┌────────

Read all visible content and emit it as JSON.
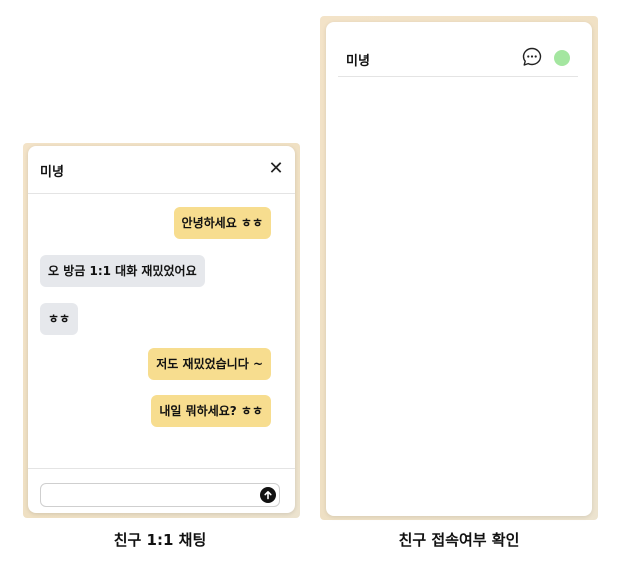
{
  "chat_window": {
    "title": "미녕",
    "close_symbol": "✕",
    "messages": [
      {
        "text": "안녕하세요 ㅎㅎ",
        "from": "me"
      },
      {
        "text": "오 방금 1:1 대화 재밌었어요",
        "from": "friend"
      },
      {
        "text": "ㅎㅎ",
        "from": "friend"
      },
      {
        "text": "저도 재밌었습니다 ~",
        "from": "me"
      },
      {
        "text": "내일 뭐하세요? ㅎㅎ",
        "from": "me"
      }
    ],
    "input_value": "",
    "send_icon": "arrow-up-circle-icon"
  },
  "status_window": {
    "title": "미녕",
    "chat_icon": "chat-bubble-icon",
    "online_color": "#a4e6a0"
  },
  "captions": {
    "left": "친구 1:1 채팅",
    "right": "친구 접속여부 확인"
  },
  "colors": {
    "my_bubble": "#f7dd8f",
    "friend_bubble": "#e6e8ec",
    "frame_background": "#f0e1c5"
  }
}
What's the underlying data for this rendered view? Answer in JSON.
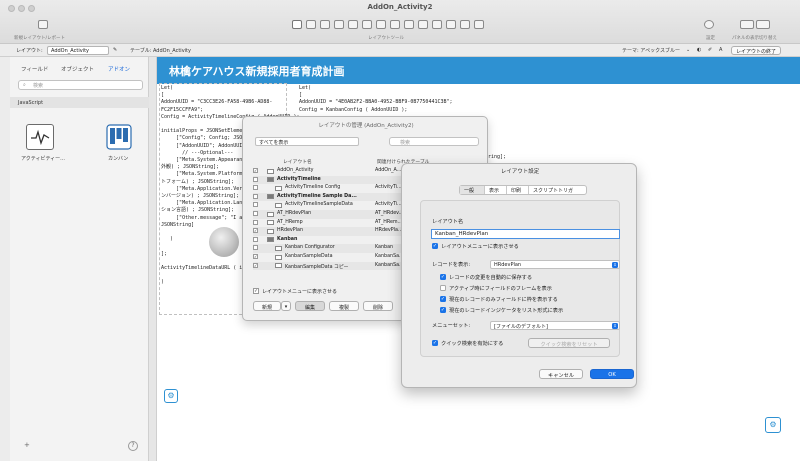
{
  "window": {
    "title": "AddOn_Activity2"
  },
  "toolbar": {
    "left_label": "新規レイアウト/レポート",
    "tools_label": "レイアウトツール",
    "inspector_label": "設定",
    "panel_label": "パネルの表示切り替え"
  },
  "layout_bar": {
    "layout_label": "レイアウト:",
    "layout_value": "AddOn_Activity",
    "table_label": "テーブル: AddOn_Activity",
    "theme_label": "テーマ: アペックスブルー",
    "exit_button": "レイアウトの終了"
  },
  "left_panel": {
    "tabs": [
      "フィールド",
      "オブジェクト",
      "アドオン"
    ],
    "search_placeholder": "検索",
    "category": "JavaScript",
    "addons": [
      {
        "label": "アクティビティー..."
      },
      {
        "label": "カンバン"
      }
    ]
  },
  "canvas": {
    "header_title": "林檎ケアハウス新規採用者育成計画",
    "code_left": "Let(\n[\nAddonUUID = \"C3CC3E26-FA58-49B6-AD88-\nFC2F15CCFFA9\";\nConfig = ActivityTimelineConfig ( AddonUUID );\n\ninitialProps = JSONSetElement( \"{}\" ;\n     [\"Config\"; Config; JSONObject] ;\n     [\"AddonUUID\"; AddonUUID; JSONString] ;\n       // ---Optional---\n     [\"Meta.System.Appearance\";\n外観) ; JSONString];\n     [\"Meta.System.Platform\" ;\nトフォーム) ; JSONString];\n     [\"Meta.Application.Version\";\nンバージョン) ; JSONString];\n     [\"Meta.Application.Language\";\nション言語) ; JSONString];\n     [\"Other.message\"; \"I am a\nJSONString]\n\n   )\n\n];\n\nActivityTimelineDataURL ( initi\n\n)",
    "code_right": "Let(\n[\nAddonUUID = \"4E0AB2F2-BBA0-4952-BBF9-0B7750441C3B\";\nConfig = KanbanConfig ( AddonUUID );",
    "code_right_tail": "tring];"
  },
  "manager": {
    "title": "レイアウトの管理 (AddOn_Activity2)",
    "filter": "すべてを表示",
    "search_placeholder": "検索",
    "col_name": "レイアウト名",
    "col_assoc": "関連付けられたテーブル",
    "rows": [
      {
        "check": "✓",
        "name": "AddOn_Activity",
        "assoc": "AddOn_A...",
        "bold": false,
        "indent": 0
      },
      {
        "check": "",
        "name": "ActivityTimeline",
        "assoc": "",
        "bold": true,
        "indent": 0
      },
      {
        "check": "",
        "name": "ActivityTimeline Config",
        "assoc": "ActivityTi...",
        "bold": false,
        "indent": 1
      },
      {
        "check": "",
        "name": "ActivityTimeline Sample Da...",
        "assoc": "",
        "bold": true,
        "indent": 0
      },
      {
        "check": "",
        "name": "ActivityTimelineSampleData",
        "assoc": "ActivityTi...",
        "bold": false,
        "indent": 1
      },
      {
        "check": "",
        "name": "AT_HRdevPlan",
        "assoc": "AT_HRdev...",
        "bold": false,
        "indent": 0
      },
      {
        "check": "",
        "name": "AT_HRemp",
        "assoc": "AT_HRem...",
        "bold": false,
        "indent": 0
      },
      {
        "check": "✓",
        "name": "HRdevPlan",
        "assoc": "HRdevPla...",
        "bold": false,
        "indent": 0
      },
      {
        "check": "",
        "name": "Kanban",
        "assoc": "",
        "bold": true,
        "indent": 0
      },
      {
        "check": "",
        "name": "Kanban Configurator",
        "assoc": "Kanban",
        "bold": false,
        "indent": 1
      },
      {
        "check": "✓",
        "name": "KanbanSampleData",
        "assoc": "KanbanSa...",
        "bold": false,
        "indent": 1
      },
      {
        "check": "✓",
        "name": "KanbanSampleData コピー",
        "assoc": "KanbanSa...",
        "bold": false,
        "indent": 1
      }
    ],
    "show_in_menu": "レイアウトメニューに表示させる",
    "new_button": "新規",
    "edit_button": "編集",
    "duplicate_button": "複製",
    "delete_button": "削除"
  },
  "setup": {
    "title": "レイアウト設定",
    "tabs": [
      "一般",
      "表示",
      "印刷",
      "スクリプトトリガ"
    ],
    "name_label": "レイアウト名",
    "name_value": "Kanban_HRdevPlan",
    "show_in_menu": "レイアウトメニューに表示させる",
    "records_label": "レコードを表示:",
    "records_value": "HRdevPlan",
    "opt_autosave": "レコードの変更を自動的に保存する",
    "opt_frames": "アクティブ時にフィールドのフレームを表示",
    "opt_active_only": "現在のレコードのみフィールドに枠を表示する",
    "opt_indicator": "現在のレコードインジケータをリスト形式に表示",
    "menu_set_label": "メニューセット:",
    "menu_set_value": "[ファイルのデフォルト]",
    "quick_find": "クイック検索を有効にする",
    "quick_find_reset": "クイック検索をリセット",
    "cancel": "キャンセル",
    "ok": "OK"
  }
}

└────────

Directions: All lines above containing the string "KanbanSampleData" are to be collected.

Answer to the task:
        "name": "KanbanSampleData",
        "name": "KanbanSampleData コピー",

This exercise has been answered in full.